• [TEXT SECTION]
Saturday, October 29, 2022

Review: Wild, Uneven "BULLET TRAIN" Has a Killer Last Act

TRASH IN MY EYE No. 66 of 2022 (No. 1878) by Leroy Douresseaux

Bullet Train (2022)
Running time: 127 minutes (2 hours, 7 minutes)
MPA – R for strong and bloody violence, pervasive language, and brief sexuality
DIRECTOR:  David Leitch
WRITER:  Zak Olkewicz (based on the novel by Kotaro Isaka)
PRODUCERS:  Antoine Fuqua, David Leitch, and Kelly McCormick
CINEMATOGRAPHER:  Jonathan Sela (D.o.P.)
EDITORS:  Elisabet Ronaldsdottir
COMPOSER:  Dominic Lewis


Starring:  Brad Pitt, Joey King, Aaron Taylor-Johnson, Brian Tyree Henry, Andrew Koji, Hiroyuki Sanada, Michael Shannon, Sandra Bullock, Benito A Martinez Ocasio (Bad Bunny), Logan Lerman, Zazie Beetz, Masi Oka, Kevin Akiyoshi Ching, Johanna White, and Karen Fukuhara with Channing Tatum and Ryan Reynolds

Bullet Train is a 2022 action movie from director David Leitch.  The film is based on the 2010 novel from author Kōtarō Isaka, Maria Beetle (which was titled Bullet Train for its U.S. and U.K. Editions).  Bullet Train the movie takes place aboard a swiftly-moving bullet train where five assassins gradually discover that they have several things in common.

Bullet Train opens in Japan and introduces “Ladybug” (Brad Pitt), an assassin turned “snatch-and-grab man.”  In Tokyo, he enters a bullet train bound for Kyoto.  He is initially wary of accepting this job from his handler, Maria (Sandra Bullock), which involves him retrieving a briefcase that contains ten million dollars.  Also on the train is a young woman known as “Prince” (Joey King); the assassin brothers, “Lemon” (Brian Tyree Henry) and “Tangerine” (Aaron Taylor-Johnson); and the revenge-seeking Yuichi Kimura (Andrew Koji).

• [GIVEN INFORMATION]
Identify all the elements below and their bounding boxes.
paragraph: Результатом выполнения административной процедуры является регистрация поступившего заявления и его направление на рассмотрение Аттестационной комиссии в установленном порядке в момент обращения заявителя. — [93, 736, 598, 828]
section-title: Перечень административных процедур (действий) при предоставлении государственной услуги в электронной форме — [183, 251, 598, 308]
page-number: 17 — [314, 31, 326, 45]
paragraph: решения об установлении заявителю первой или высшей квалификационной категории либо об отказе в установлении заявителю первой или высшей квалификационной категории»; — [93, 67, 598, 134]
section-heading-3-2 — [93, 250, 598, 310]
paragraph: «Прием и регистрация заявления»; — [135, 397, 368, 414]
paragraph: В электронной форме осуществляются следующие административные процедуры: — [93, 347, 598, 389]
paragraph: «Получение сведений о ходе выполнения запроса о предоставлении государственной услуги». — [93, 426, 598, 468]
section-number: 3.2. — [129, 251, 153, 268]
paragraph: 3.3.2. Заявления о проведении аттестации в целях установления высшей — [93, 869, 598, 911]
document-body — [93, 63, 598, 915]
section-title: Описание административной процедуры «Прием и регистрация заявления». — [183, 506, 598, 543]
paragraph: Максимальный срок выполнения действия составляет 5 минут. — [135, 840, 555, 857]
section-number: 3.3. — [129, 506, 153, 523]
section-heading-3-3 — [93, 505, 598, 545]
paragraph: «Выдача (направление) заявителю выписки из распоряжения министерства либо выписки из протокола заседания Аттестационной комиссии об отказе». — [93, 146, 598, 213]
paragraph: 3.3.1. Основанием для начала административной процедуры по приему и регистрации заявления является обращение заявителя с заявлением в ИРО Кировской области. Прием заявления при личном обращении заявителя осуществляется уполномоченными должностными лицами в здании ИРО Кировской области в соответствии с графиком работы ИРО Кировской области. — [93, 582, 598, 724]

• [WORK TO DO] Extend the Bullet Train review with a few more paragraphs, starting right after its final sentence.

• [RESPONSE TO THE EXERCISE]
They are all passengers on this particular bullet train, directly and indirectly, because of “The Son” (Logan Lerman), the kidnapped son of the Russian-born Yakuza boss known as the “White Death” (Michael Shannon).  Ladybug, who is begrudgingly working this job, believes that it is bringing out the worst of the bad luck that he believes plagues him.  Gradually, he finds himself fighting off an ever-growing gathering of killers and miscreants.  And waiting for everyone at their final stop in Kyoto – at least for those that survive – is an ultimate showdown with the White Death and his hired killers.

Directly or indirectly, Bullet Train is a movie influenced by the films of Oscar-winning filmmaker, Quentin Tarantino.  The dialogue – full of chatter, threats, and banter – is supposed to come across as cool, but it is merely blather from a third or fourth or fifth generation take on a Tarantino screenplay.  The characters are also Tarantino retreads, and so are their actions and inaction.  Still, I must admit that I like some of them, especially Brad Pitt's Ladybug.

So is Bullet Train any good, you might ask?

Well, two-thirds of it is uneven and moves in fits and starts of violence and murder.  I was mostly uninterested, but there are some surprising cameos that captured my interest.  For instance, Zazie Beetz is the assassin, “The Hornet,” and recording artist, Bad Bunny, is the Mexican assassin, “The Wolf.”  Both, however, are barely in the film.  I think they would have improved Bullet Train a good bit had their roles been enlarged.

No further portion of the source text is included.